EXERCISE AIM
Write out the full listing again, exactly as it stands.

— begin GIVEN INFORMATION —

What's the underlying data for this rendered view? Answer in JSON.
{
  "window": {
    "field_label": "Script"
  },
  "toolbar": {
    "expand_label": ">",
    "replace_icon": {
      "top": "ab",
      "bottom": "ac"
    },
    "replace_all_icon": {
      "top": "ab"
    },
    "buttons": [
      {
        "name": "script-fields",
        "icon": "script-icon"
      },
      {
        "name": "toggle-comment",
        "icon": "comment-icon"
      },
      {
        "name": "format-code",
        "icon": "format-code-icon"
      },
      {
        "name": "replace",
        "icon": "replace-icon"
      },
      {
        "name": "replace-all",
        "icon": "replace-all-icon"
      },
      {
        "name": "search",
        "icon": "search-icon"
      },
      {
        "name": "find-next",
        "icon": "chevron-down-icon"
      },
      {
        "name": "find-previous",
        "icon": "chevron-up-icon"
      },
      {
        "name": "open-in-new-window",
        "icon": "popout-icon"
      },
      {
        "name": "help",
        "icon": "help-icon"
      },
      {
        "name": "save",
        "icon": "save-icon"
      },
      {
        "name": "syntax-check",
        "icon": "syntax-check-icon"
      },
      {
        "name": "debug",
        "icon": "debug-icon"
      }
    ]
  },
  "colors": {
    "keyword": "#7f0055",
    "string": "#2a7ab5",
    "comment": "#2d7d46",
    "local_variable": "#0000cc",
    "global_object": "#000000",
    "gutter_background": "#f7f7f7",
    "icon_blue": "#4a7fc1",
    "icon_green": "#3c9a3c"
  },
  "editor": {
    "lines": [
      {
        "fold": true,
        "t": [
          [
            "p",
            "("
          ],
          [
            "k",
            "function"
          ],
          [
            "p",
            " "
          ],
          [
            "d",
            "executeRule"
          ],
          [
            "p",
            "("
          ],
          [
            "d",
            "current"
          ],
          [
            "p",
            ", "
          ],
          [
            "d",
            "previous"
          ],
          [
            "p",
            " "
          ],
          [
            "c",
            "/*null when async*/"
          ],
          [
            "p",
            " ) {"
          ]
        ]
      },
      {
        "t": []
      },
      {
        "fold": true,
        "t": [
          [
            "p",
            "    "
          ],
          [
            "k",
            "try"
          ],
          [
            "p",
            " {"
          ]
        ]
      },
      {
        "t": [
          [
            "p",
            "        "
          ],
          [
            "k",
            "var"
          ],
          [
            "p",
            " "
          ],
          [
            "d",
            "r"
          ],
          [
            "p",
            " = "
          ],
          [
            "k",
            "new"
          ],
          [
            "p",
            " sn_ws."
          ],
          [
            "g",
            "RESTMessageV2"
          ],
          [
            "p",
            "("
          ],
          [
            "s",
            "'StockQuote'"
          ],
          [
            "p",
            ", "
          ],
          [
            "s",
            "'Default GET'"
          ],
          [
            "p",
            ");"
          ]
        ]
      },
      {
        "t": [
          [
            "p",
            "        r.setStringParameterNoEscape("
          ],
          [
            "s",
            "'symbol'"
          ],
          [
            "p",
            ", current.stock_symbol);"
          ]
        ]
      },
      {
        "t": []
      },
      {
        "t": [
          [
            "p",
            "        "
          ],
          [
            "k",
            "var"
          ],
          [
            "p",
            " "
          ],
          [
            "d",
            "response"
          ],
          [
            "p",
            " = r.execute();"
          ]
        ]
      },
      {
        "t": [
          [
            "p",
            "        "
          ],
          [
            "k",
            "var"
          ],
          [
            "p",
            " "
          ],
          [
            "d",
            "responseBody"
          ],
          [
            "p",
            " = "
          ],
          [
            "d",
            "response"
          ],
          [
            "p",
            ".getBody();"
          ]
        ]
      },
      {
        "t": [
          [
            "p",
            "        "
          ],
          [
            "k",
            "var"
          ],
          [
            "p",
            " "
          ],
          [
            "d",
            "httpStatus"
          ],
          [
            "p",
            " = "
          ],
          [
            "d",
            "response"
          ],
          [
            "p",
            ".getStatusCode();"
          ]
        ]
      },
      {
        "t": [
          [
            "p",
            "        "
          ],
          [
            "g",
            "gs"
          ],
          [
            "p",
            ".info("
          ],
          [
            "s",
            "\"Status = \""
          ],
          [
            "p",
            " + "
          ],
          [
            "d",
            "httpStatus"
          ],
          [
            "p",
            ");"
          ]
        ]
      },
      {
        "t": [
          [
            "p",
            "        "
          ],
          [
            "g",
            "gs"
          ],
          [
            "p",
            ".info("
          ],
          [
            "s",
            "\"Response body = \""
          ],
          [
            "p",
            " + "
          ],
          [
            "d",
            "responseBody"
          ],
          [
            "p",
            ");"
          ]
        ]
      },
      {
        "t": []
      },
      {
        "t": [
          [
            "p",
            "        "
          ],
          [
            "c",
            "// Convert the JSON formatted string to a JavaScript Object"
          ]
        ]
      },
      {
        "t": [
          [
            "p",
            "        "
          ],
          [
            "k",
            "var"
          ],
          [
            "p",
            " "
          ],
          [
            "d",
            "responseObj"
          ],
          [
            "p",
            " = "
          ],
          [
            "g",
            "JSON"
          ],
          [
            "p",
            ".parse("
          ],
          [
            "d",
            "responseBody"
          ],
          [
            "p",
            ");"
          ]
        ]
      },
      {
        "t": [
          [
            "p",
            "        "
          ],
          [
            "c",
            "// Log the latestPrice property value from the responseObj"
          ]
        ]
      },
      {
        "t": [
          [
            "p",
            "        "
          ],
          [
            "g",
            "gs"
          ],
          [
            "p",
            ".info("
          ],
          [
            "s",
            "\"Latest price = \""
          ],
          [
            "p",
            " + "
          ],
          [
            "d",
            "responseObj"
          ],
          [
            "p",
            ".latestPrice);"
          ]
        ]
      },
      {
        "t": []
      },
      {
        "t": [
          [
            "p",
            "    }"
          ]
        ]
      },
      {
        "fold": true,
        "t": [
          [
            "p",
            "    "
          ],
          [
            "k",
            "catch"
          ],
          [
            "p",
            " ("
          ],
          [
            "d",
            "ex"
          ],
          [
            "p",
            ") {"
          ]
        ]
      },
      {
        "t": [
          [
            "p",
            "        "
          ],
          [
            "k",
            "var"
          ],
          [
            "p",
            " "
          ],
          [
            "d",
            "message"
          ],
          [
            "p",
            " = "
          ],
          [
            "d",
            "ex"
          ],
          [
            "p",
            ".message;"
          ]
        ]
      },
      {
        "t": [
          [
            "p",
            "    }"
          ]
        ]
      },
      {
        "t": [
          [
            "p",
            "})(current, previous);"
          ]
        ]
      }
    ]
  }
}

— end GIVEN INFORMATION —

SOLUTION TO THE EXERCISE
What's the underlying data for this rendered view? Answer in JSON.
{
  "window": {
    "field_label": "Script"
  },
  "toolbar": {
    "expand_label": ">",
    "replace_icon": {
      "top": "ab",
      "bottom": "ac"
    },
    "replace_all_icon": {
      "top": "ab"
    },
    "buttons": [
      {
        "name": "script-fields",
        "icon": "script-icon"
      },
      {
        "name": "toggle-comment",
        "icon": "comment-icon"
      },
      {
        "name": "format-code",
        "icon": "format-code-icon"
      },
      {
        "name": "replace",
        "icon": "replace-icon"
      },
      {
        "name": "replace-all",
        "icon": "replace-all-icon"
      },
      {
        "name": "search",
        "icon": "search-icon"
      },
      {
        "name": "find-next",
        "icon": "chevron-down-icon"
      },
      {
        "name": "find-previous",
        "icon": "chevron-up-icon"
      },
      {
        "name": "open-in-new-window",
        "icon": "popout-icon"
      },
      {
        "name": "help",
        "icon": "help-icon"
      },
      {
        "name": "save",
        "icon": "save-icon"
      },
      {
        "name": "syntax-check",
        "icon": "syntax-check-icon"
      },
      {
        "name": "debug",
        "icon": "debug-icon"
      }
    ]
  },
  "colors": {
    "keyword": "#7f0055",
    "string": "#2a7ab5",
    "comment": "#2d7d46",
    "local_variable": "#0000cc",
    "global_object": "#000000",
    "gutter_background": "#f7f7f7",
    "icon_blue": "#4a7fc1",
    "icon_green": "#3c9a3c"
  },
  "editor": {
    "lines": [
      {
        "fold": true,
        "t": [
          [
            "p",
            "("
          ],
          [
            "k",
            "function"
          ],
          [
            "p",
            " "
          ],
          [
            "d",
            "executeRule"
          ],
          [
            "p",
            "("
          ],
          [
            "d",
            "current"
          ],
          [
            "p",
            ", "
          ],
          [
            "d",
            "previous"
          ],
          [
            "p",
            " "
          ],
          [
            "c",
            "/*null when async*/"
          ],
          [
            "p",
            " ) {"
          ]
        ]
      },
      {
        "t": []
      },
      {
        "fold": true,
        "t": [
          [
            "p",
            "    "
          ],
          [
            "k",
            "try"
          ],
          [
            "p",
            " {"
          ]
        ]
      },
      {
        "t": [
          [
            "p",
            "        "
          ],
          [
            "k",
            "var"
          ],
          [
            "p",
            " "
          ],
          [
            "d",
            "r"
          ],
          [
            "p",
            " = "
          ],
          [
            "k",
            "new"
          ],
          [
            "p",
            " sn_ws."
          ],
          [
            "g",
            "RESTMessageV2"
          ],
          [
            "p",
            "("
          ],
          [
            "s",
            "'StockQuote'"
          ],
          [
            "p",
            ", "
          ],
          [
            "s",
            "'Default GET'"
          ],
          [
            "p",
            ");"
          ]
        ]
      },
      {
        "t": [
          [
            "p",
            "        r.setStringParameterNoEscape("
          ],
          [
            "s",
            "'symbol'"
          ],
          [
            "p",
            ", current.stock_symbol);"
          ]
        ]
      },
      {
        "t": []
      },
      {
        "t": [
          [
            "p",
            "        "
          ],
          [
            "k",
            "var"
          ],
          [
            "p",
            " "
          ],
          [
            "d",
            "response"
          ],
          [
            "p",
            " = r.execute();"
          ]
        ]
      },
      {
        "t": [
          [
            "p",
            "        "
          ],
          [
            "k",
            "var"
          ],
          [
            "p",
            " "
          ],
          [
            "d",
            "responseBody"
          ],
          [
            "p",
            " = "
          ],
          [
            "d",
            "response"
          ],
          [
            "p",
            ".getBody();"
          ]
        ]
      },
      {
        "t": [
          [
            "p",
            "        "
          ],
          [
            "k",
            "var"
          ],
          [
            "p",
            " "
          ],
          [
            "d",
            "httpStatus"
          ],
          [
            "p",
            " = "
          ],
          [
            "d",
            "response"
          ],
          [
            "p",
            ".getStatusCode();"
          ]
        ]
      },
      {
        "t": [
          [
            "p",
            "        "
          ],
          [
            "g",
            "gs"
          ],
          [
            "p",
            ".info("
          ],
          [
            "s",
            "\"Status = \""
          ],
          [
            "p",
            " + "
          ],
          [
            "d",
            "httpStatus"
          ],
          [
            "p",
            ");"
          ]
        ]
      },
      {
        "t": [
          [
            "p",
            "        "
          ],
          [
            "g",
            "gs"
          ],
          [
            "p",
            ".info("
          ],
          [
            "s",
            "\"Response body = \""
          ],
          [
            "p",
            " + "
          ],
          [
            "d",
            "responseBody"
          ],
          [
            "p",
            ");"
          ]
        ]
      },
      {
        "t": []
      },
      {
        "t": [
          [
            "p",
            "        "
          ],
          [
            "c",
            "// Convert the JSON formatted string to a JavaScript Object"
          ]
        ]
      },
      {
        "t": [
          [
            "p",
            "        "
          ],
          [
            "k",
            "var"
          ],
          [
            "p",
            " "
          ],
          [
            "d",
            "responseObj"
          ],
          [
            "p",
            " = "
          ],
          [
            "g",
            "JSON"
          ],
          [
            "p",
            ".parse("
          ],
          [
            "d",
            "responseBody"
          ],
          [
            "p",
            ");"
          ]
        ]
      },
      {
        "t": [
          [
            "p",
            "        "
          ],
          [
            "c",
            "// Log the latestPrice property value from the responseObj"
          ]
        ]
      },
      {
        "t": [
          [
            "p",
            "        "
          ],
          [
            "g",
            "gs"
          ],
          [
            "p",
            ".info("
          ],
          [
            "s",
            "\"Latest price = \""
          ],
          [
            "p",
            " + "
          ],
          [
            "d",
            "responseObj"
          ],
          [
            "p",
            ".latestPrice);"
          ]
        ]
      },
      {
        "t": []
      },
      {
        "t": [
          [
            "p",
            "    }"
          ]
        ]
      },
      {
        "fold": true,
        "t": [
          [
            "p",
            "    "
          ],
          [
            "k",
            "catch"
          ],
          [
            "p",
            " ("
          ],
          [
            "d",
            "ex"
          ],
          [
            "p",
            ") {"
          ]
        ]
      },
      {
        "t": [
          [
            "p",
            "        "
          ],
          [
            "k",
            "var"
          ],
          [
            "p",
            " "
          ],
          [
            "d",
            "message"
          ],
          [
            "p",
            " = "
          ],
          [
            "d",
            "ex"
          ],
          [
            "p",
            ".message;"
          ]
        ]
      },
      {
        "t": [
          [
            "p",
            "    }"
          ]
        ]
      },
      {
        "t": [
          [
            "p",
            "})(current, previous);"
          ]
        ]
      }
    ]
  }
}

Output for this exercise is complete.